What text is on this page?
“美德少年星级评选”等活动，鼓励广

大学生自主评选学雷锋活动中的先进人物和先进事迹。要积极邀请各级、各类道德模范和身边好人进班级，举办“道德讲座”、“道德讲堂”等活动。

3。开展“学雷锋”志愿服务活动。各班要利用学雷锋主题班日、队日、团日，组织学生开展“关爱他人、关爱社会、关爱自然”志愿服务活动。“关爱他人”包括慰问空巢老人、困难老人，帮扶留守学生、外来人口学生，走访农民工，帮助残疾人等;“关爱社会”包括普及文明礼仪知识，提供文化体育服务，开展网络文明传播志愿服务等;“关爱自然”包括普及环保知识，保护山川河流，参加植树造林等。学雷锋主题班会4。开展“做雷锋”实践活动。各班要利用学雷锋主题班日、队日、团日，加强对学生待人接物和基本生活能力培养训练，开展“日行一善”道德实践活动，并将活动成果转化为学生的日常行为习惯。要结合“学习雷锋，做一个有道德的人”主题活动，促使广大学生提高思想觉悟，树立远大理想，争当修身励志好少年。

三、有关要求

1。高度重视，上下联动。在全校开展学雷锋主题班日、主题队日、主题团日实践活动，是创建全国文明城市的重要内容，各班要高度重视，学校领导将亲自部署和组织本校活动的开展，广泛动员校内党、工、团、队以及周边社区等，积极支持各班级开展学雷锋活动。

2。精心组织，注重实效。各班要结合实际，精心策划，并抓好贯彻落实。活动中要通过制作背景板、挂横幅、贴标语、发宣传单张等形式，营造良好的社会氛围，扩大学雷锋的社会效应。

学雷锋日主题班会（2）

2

============================================================

### WHAT TO DO
Go through the records above and set each one down exactly, please.

### SOLUTION
What text is on this page?
“美德少年星级评选”等活动，鼓励广

大学生自主评选学雷锋活动中的先进人物和先进事迹。要积极邀请各级、各类道德模范和身边好人进班级，举办“道德讲座”、“道德讲堂”等活动。

3。开展“学雷锋”志愿服务活动。各班要利用学雷锋主题班日、队日、团日，组织学生开展“关爱他人、关爱社会、关爱自然”志愿服务活动。“关爱他人”包括慰问空巢老人、困难老人，帮扶留守学生、外来人口学生，走访农民工，帮助残疾人等;“关爱社会”包括普及文明礼仪知识，提供文化体育服务，开展网络文明传播志愿服务等;“关爱自然”包括普及环保知识，保护山川河流，参加植树造林等。学雷锋主题班会4。开展“做雷锋”实践活动。各班要利用学雷锋主题班日、队日、团日，加强对学生待人接物和基本生活能力培养训练，开展“日行一善”道德实践活动，并将活动成果转化为学生的日常行为习惯。要结合“学习雷锋，做一个有道德的人”主题活动，促使广大学生提高思想觉悟，树立远大理想，争当修身励志好少年。

三、有关要求

1。高度重视，上下联动。在全校开展学雷锋主题班日、主题队日、主题团日实践活动，是创建全国文明城市的重要内容，各班要高度重视，学校领导将亲自部署和组织本校活动的开展，广泛动员校内党、工、团、队以及周边社区等，积极支持各班级开展学雷锋活动。

2。精心组织，注重实效。各班要结合实际，精心策划，并抓好贯彻落实。活动中要通过制作背景板、挂横幅、贴标语、发宣传单张等形式，营造良好的社会氛围，扩大学雷锋的社会效应。

学雷锋日主题班会（2）

2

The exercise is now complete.